— Begin —

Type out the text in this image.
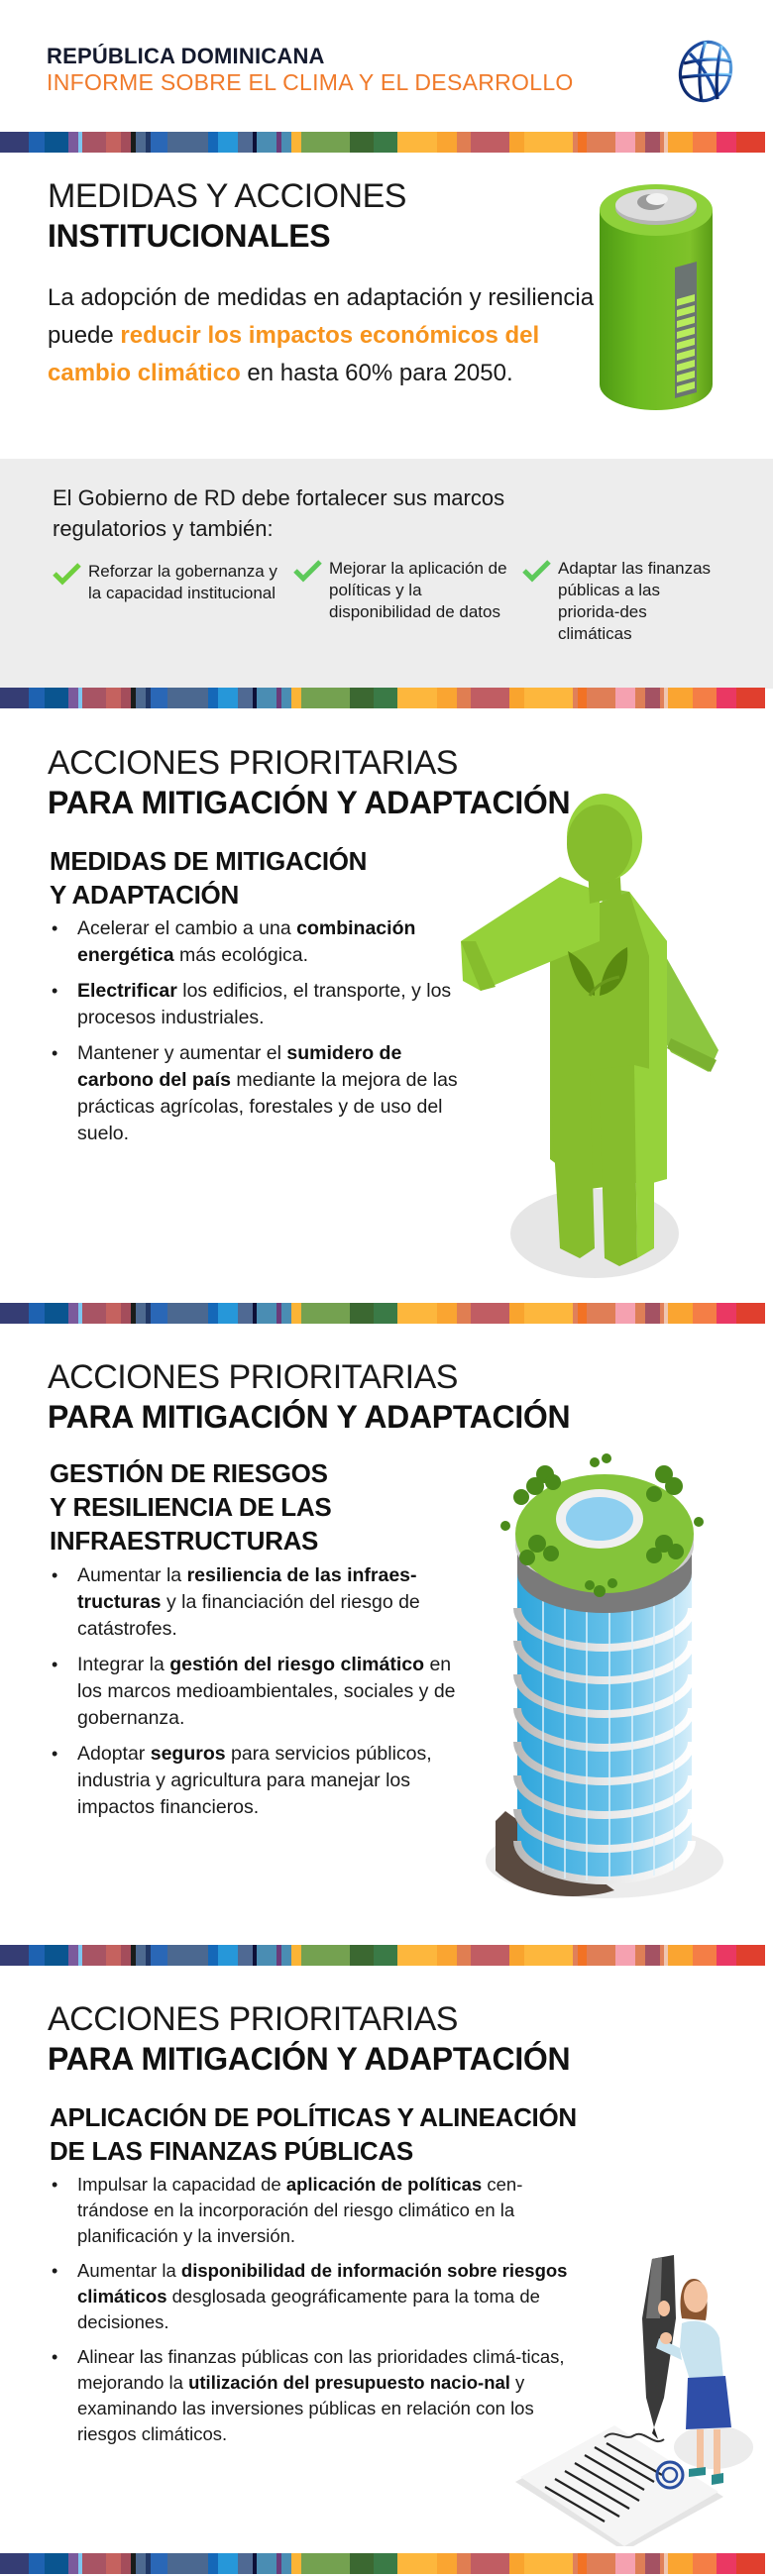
REPÚBLICA DOMINICANA
INFORME SOBRE EL CLIMA Y EL DESARROLLO
MEDIDAS Y ACCIONES
INSTITUCIONALES
La adopción de medidas en adaptación y resiliencia puede reducir los impactos económicos del cambio climático en hasta 60% para 2050.
El Gobierno de RD debe fortalecer sus marcos regulatorios y también:
Reforzar la gobernanza y la capacidad institucional
Mejorar la aplicación de políticas y la disponibilidad de datos
Adaptar las finanzas públicas a las priorida-des climáticas
ACCIONES PRIORITARIAS
PARA MITIGACIÓN Y ADAPTACIÓN
MEDIDAS DE MITIGACIÓN
Y ADAPTACIÓN
• Acelerar el cambio a una combinación energética más ecológica.
• Electrificar los edificios, el transporte, y los procesos industriales.
• Mantener y aumentar el sumidero de carbono del país mediante la mejora de las prácticas agrícolas, forestales y de uso del suelo.
ACCIONES PRIORITARIAS
PARA MITIGACIÓN Y ADAPTACIÓN
GESTIÓN DE RIESGOS
Y RESILIENCIA DE LAS
INFRAESTRUCTURAS
• Aumentar la resiliencia de las infraes-tructuras y la financiación del riesgo de catástrofes.
• Integrar la gestión del riesgo climático en los marcos medioambientales, sociales y de gobernanza.
• Adoptar seguros para servicios públicos, industria y agricultura para manejar los impactos financieros.
ACCIONES PRIORITARIAS
PARA MITIGACIÓN Y ADAPTACIÓN
APLICACIÓN DE POLÍTICAS Y ALINEACIÓN
DE LAS FINANZAS PÚBLICAS
• Impulsar la capacidad de aplicación de políticas cen-trándose en la incorporación del riesgo climático en la planificación y la inversión.
• Aumentar la disponibilidad de información sobre riesgos climáticos desglosada geográficamente para la toma de decisiones.
• Alinear las finanzas públicas con las prioridades climá-ticas, mejorando la utilización del presupuesto nacio-nal y examinando las inversiones públicas en relación con los riesgos climáticos.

— End —

#### [AIM]
Copy every line above that holds the word "impactos".

#### [CORRECT OUTPUT]
La adopción de medidas en adaptación y resiliencia puede reducir los impactos económicos del cambio climático en hasta 60% para 2050.
• Adoptar seguros para servicios públicos, industria y agricultura para manejar los impactos financieros.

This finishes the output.